Good afternoon lucia4 an thank you for the question. I hope you find
the following information useful.
Coral used in jewelry making ranges in color from pale pink (called
angelskin coral) to orange to red to white to black. The most valued
colors are deep red (called noble coral) and pink.
Red Coral: The most valued coral of all, favored worldwide for its
hardness, beauty, and sanguine hue. Red Coral is brought up from the
sandy bottom of the Mediterranean, and the Gulf of Naples near Genoa.
It is also found off Algiers and Tunis on the African side, in the
waters of Sardinia, Corsica, Catalonia and Provence, as well as along
parts of the French and the Spanish seaboard.
Precious, or Noble Coral: A type of red coral called Corallium Rubrum,
or Corallium Nobile, Precious coral can be found in the Mediterranean,
Sardinia and Sicily, as well as in Tunis, Algeria and Morocco.
Black Coral: This coral is a horny substance particularly good for
carving and molding ? it actually bends when it is warmed! The black
hue is believed to be coral in the first stage of decay, since the
color only persists a little below the surface. Once abundant in the
Persian Gulf, a similar type is found in the Mediterranean.

DATA SUPPLIED:

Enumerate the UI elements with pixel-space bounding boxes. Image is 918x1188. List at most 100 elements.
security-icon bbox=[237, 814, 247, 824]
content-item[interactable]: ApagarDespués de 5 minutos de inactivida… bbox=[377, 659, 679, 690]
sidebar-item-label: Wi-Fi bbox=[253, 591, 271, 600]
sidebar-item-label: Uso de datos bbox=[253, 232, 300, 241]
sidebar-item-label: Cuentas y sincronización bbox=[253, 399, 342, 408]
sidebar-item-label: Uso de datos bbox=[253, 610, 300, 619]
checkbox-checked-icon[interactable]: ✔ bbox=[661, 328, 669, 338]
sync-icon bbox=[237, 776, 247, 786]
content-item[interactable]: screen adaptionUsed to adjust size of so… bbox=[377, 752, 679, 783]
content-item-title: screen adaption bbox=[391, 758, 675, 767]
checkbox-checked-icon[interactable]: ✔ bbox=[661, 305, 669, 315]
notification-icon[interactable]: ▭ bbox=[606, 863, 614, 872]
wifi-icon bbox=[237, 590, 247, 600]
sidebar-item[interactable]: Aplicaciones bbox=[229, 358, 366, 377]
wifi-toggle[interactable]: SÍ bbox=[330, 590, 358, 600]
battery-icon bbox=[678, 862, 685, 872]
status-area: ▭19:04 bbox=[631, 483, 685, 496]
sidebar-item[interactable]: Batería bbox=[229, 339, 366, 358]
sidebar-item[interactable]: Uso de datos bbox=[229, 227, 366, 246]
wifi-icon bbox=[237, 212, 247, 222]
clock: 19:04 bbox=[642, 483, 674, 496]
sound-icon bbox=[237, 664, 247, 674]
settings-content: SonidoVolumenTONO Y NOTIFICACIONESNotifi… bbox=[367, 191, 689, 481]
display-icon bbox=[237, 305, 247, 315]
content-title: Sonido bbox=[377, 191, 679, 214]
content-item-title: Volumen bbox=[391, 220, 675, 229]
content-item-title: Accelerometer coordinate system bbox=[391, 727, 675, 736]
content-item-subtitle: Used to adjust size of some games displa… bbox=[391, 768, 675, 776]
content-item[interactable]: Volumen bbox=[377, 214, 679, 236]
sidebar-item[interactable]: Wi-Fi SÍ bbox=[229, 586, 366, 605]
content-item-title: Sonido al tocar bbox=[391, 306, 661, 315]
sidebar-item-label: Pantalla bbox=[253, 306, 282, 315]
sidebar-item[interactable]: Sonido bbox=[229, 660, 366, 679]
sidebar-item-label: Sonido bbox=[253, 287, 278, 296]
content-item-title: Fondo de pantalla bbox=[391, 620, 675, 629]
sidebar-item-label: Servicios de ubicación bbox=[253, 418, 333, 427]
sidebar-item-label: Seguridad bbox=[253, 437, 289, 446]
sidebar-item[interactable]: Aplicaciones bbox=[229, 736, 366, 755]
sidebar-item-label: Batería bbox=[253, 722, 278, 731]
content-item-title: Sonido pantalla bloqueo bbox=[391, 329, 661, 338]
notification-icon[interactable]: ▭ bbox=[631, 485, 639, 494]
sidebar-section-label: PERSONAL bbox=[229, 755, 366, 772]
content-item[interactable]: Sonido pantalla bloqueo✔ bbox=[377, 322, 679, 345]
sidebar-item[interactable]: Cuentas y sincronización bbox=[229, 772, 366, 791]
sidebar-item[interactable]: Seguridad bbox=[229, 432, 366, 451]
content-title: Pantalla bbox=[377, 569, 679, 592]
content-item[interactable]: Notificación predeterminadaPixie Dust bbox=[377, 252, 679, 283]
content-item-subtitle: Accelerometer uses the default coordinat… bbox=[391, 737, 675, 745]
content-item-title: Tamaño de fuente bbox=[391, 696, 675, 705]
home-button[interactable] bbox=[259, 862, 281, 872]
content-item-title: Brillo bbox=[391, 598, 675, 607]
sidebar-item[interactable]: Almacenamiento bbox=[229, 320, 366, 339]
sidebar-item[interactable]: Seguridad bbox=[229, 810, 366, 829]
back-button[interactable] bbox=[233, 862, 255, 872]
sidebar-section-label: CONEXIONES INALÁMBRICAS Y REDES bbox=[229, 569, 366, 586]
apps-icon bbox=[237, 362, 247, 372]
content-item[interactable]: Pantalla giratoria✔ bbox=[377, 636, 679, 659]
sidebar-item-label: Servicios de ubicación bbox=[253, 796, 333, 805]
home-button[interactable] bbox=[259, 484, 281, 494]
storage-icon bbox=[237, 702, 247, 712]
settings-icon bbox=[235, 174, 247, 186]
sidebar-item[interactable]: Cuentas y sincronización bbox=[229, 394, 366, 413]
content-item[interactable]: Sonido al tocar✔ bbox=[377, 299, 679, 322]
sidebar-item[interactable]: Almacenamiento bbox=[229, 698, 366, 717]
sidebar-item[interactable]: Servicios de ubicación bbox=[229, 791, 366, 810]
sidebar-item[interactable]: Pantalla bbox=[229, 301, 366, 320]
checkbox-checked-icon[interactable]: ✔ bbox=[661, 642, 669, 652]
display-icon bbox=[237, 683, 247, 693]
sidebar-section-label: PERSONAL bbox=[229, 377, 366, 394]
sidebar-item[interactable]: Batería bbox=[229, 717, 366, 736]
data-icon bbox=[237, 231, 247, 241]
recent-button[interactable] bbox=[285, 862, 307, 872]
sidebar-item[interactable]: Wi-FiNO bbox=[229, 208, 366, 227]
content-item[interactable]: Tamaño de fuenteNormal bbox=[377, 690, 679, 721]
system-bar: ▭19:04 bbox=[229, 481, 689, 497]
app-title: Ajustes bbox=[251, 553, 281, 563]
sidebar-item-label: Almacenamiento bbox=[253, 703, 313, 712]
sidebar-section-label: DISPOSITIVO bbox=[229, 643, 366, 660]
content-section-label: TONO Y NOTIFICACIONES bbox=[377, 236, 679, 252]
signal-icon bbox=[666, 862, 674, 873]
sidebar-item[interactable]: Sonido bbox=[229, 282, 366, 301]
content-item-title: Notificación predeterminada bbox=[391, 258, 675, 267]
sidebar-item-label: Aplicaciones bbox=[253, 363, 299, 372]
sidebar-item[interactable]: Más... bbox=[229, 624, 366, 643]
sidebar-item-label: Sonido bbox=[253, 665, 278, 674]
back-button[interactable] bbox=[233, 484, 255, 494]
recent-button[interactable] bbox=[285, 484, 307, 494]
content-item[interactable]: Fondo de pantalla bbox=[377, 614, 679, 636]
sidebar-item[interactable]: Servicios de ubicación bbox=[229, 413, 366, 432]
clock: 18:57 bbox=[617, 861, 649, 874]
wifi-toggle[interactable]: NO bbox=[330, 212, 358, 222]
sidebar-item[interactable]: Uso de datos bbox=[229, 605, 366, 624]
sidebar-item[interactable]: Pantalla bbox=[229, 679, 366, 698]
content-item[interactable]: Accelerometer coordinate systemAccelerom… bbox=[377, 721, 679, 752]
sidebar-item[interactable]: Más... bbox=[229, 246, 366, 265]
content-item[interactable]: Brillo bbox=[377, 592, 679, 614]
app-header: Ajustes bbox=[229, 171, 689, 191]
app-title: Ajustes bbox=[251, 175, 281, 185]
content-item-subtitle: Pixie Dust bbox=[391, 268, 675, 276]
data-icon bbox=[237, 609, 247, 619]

BRIEF 1:
Answer these questions from the coral text:
(a) What name is given to pale pink coral?
(b) What does black coral do when it is warmed?
(c) Where was black coral once abundant?
BRIEF 2: Rewrite the stretch of the records from their start through the line containing "content-item-title: Accelerometer coordinate". Replace "wifi-icon" with "wireless-icon" and leave everything else unchanged.

FULL RESPONSE 1:
(a) Angelskin coral
(b) It bends.
(c) In the Persian Gulf

FULL RESPONSE 2:
Enumerate the UI elements with pixel-space bounding boxes. Image is 918x1188. List at most 100 elements.
security-icon bbox=[237, 814, 247, 824]
content-item[interactable]: ApagarDespués de 5 minutos de inactivida… bbox=[377, 659, 679, 690]
sidebar-item-label: Wi-Fi bbox=[253, 591, 271, 600]
sidebar-item-label: Uso de datos bbox=[253, 232, 300, 241]
sidebar-item-label: Cuentas y sincronización bbox=[253, 399, 342, 408]
sidebar-item-label: Uso de datos bbox=[253, 610, 300, 619]
checkbox-checked-icon[interactable]: ✔ bbox=[661, 328, 669, 338]
sync-icon bbox=[237, 776, 247, 786]
content-item[interactable]: screen adaptionUsed to adjust size of so… bbox=[377, 752, 679, 783]
content-item-title: screen adaption bbox=[391, 758, 675, 767]
checkbox-checked-icon[interactable]: ✔ bbox=[661, 305, 669, 315]
notification-icon[interactable]: ▭ bbox=[606, 863, 614, 872]
wireless-icon bbox=[237, 590, 247, 600]
sidebar-item[interactable]: Aplicaciones bbox=[229, 358, 366, 377]
wifi-toggle[interactable]: SÍ bbox=[330, 590, 358, 600]
battery-icon bbox=[678, 862, 685, 872]
status-area: ▭19:04 bbox=[631, 483, 685, 496]
sidebar-item[interactable]: Batería bbox=[229, 339, 366, 358]
sidebar-item[interactable]: Uso de datos bbox=[229, 227, 366, 246]
wireless-icon bbox=[237, 212, 247, 222]
clock: 19:04 bbox=[642, 483, 674, 496]
sound-icon bbox=[237, 664, 247, 674]
settings-content: SonidoVolumenTONO Y NOTIFICACIONESNotifi… bbox=[367, 191, 689, 481]
display-icon bbox=[237, 305, 247, 315]
content-title: Sonido bbox=[377, 191, 679, 214]
content-item-title: Volumen bbox=[391, 220, 675, 229]
content-item-title: Accelerometer coordinate system bbox=[391, 727, 675, 736]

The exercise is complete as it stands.